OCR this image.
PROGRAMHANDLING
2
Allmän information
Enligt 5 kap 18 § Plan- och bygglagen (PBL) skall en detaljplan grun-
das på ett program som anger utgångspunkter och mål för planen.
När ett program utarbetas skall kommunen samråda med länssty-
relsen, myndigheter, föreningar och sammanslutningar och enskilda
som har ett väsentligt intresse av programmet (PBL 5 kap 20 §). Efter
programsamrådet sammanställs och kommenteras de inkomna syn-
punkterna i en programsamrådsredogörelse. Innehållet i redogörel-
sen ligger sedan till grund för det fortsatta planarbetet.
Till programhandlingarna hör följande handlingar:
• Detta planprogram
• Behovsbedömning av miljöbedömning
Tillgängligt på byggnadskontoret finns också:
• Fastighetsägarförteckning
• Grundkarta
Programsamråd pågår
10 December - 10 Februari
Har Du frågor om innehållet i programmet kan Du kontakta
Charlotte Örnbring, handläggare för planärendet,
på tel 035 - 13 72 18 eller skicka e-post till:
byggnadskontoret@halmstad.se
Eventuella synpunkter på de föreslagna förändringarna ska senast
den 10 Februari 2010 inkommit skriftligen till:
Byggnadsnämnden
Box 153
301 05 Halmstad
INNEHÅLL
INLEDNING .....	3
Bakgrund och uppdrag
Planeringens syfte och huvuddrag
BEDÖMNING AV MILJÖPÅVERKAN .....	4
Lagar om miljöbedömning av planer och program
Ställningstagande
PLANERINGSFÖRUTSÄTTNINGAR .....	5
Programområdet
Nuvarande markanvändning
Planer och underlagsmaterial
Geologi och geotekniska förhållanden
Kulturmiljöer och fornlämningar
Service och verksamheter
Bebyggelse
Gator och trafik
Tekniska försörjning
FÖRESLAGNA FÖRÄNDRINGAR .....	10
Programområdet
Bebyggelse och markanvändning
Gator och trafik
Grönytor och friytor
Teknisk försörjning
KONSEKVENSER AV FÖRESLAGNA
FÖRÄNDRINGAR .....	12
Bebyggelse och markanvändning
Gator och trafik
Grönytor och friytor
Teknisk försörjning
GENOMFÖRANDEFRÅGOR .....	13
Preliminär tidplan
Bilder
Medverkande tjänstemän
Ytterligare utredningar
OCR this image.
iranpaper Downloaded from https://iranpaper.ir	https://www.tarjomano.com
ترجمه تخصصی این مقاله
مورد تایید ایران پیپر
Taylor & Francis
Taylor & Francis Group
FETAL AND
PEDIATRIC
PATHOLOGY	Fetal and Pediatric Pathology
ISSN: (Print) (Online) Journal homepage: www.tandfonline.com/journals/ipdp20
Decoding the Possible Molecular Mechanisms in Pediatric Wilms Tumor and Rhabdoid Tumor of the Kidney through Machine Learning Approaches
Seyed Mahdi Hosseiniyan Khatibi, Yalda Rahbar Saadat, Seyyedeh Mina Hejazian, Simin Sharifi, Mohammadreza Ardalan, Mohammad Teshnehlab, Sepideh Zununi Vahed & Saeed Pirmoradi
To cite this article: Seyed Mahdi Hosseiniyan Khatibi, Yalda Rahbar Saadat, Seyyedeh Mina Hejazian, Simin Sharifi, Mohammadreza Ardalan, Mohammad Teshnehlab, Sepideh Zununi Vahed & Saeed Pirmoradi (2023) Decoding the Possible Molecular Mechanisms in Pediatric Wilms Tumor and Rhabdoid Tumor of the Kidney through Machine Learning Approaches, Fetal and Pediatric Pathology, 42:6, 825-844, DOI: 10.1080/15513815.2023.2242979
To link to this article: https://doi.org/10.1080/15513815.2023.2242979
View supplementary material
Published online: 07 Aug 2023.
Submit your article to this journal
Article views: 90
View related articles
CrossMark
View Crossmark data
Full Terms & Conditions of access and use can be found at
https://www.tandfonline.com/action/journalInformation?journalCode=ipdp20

EXERCISE AIM:
Every line of the listing is to be transcribed exactly.

SOLUTION FOR THIS PROBLEM:
OCR this image.
PROGRAMHANDLING
2
Allmän information
Enligt 5 kap 18 § Plan- och bygglagen (PBL) skall en detaljplan grun-
das på ett program som anger utgångspunkter och mål för planen.
När ett program utarbetas skall kommunen samråda med länssty-
relsen, myndigheter, föreningar och sammanslutningar och enskilda
som har ett väsentligt intresse av programmet (PBL 5 kap 20 §). Efter
programsamrådet sammanställs och kommenteras de inkomna syn-
punkterna i en programsamrådsredogörelse. Innehållet i redogörel-
sen ligger sedan till grund för det fortsatta planarbetet.
Till programhandlingarna hör följande handlingar:
• Detta planprogram
• Behovsbedömning av miljöbedömning
Tillgängligt på byggnadskontoret finns också:
• Fastighetsägarförteckning
• Grundkarta
Programsamråd pågår
10 December - 10 Februari
Har Du frågor om innehållet i programmet kan Du kontakta
Charlotte Örnbring, handläggare för planärendet,
på tel 035 - 13 72 18 eller skicka e-post till:
byggnadskontoret@halmstad.se
Eventuella synpunkter på de föreslagna förändringarna ska senast
den 10 Februari 2010 inkommit skriftligen till:
Byggnadsnämnden
Box 153
301 05 Halmstad
INNEHÅLL
INLEDNING .....	3
Bakgrund och uppdrag
Planeringens syfte och huvuddrag
BEDÖMNING AV MILJÖPÅVERKAN .....	4
Lagar om miljöbedömning av planer och program
Ställningstagande
PLANERINGSFÖRUTSÄTTNINGAR .....	5
Programområdet
Nuvarande markanvändning
Planer och underlagsmaterial
Geologi och geotekniska förhållanden
Kulturmiljöer och fornlämningar
Service och verksamheter
Bebyggelse
Gator och trafik
Tekniska försörjning
FÖRESLAGNA FÖRÄNDRINGAR .....	10
Programområdet
Bebyggelse och markanvändning
Gator och trafik
Grönytor och friytor
Teknisk försörjning
KONSEKVENSER AV FÖRESLAGNA
FÖRÄNDRINGAR .....	12
Bebyggelse och markanvändning
Gator och trafik
Grönytor och friytor
Teknisk försörjning
GENOMFÖRANDEFRÅGOR .....	13
Preliminär tidplan
Bilder
Medverkande tjänstemän
Ytterligare utredningar
OCR this image.
iranpaper Downloaded from https://iranpaper.ir	https://www.tarjomano.com
ترجمه تخصصی این مقاله
مورد تایید ایران پیپر
Taylor & Francis
Taylor & Francis Group
FETAL AND
PEDIATRIC
PATHOLOGY	Fetal and Pediatric Pathology
ISSN: (Print) (Online) Journal homepage: www.tandfonline.com/journals/ipdp20
Decoding the Possible Molecular Mechanisms in Pediatric Wilms Tumor and Rhabdoid Tumor of the Kidney through Machine Learning Approaches
Seyed Mahdi Hosseiniyan Khatibi, Yalda Rahbar Saadat, Seyyedeh Mina Hejazian, Simin Sharifi, Mohammadreza Ardalan, Mohammad Teshnehlab, Sepideh Zununi Vahed & Saeed Pirmoradi
To cite this article: Seyed Mahdi Hosseiniyan Khatibi, Yalda Rahbar Saadat, Seyyedeh Mina Hejazian, Simin Sharifi, Mohammadreza Ardalan, Mohammad Teshnehlab, Sepideh Zununi Vahed & Saeed Pirmoradi (2023) Decoding the Possible Molecular Mechanisms in Pediatric Wilms Tumor and Rhabdoid Tumor of the Kidney through Machine Learning Approaches, Fetal and Pediatric Pathology, 42:6, 825-844, DOI: 10.1080/15513815.2023.2242979
To link to this article: https://doi.org/10.1080/15513815.2023.2242979
View supplementary material
Published online: 07 Aug 2023.
Submit your article to this journal
Article views: 90
View related articles
CrossMark
View Crossmark data
Full Terms & Conditions of access and use can be found at
https://www.tandfonline.com/action/journalInformation?journalCode=ipdp20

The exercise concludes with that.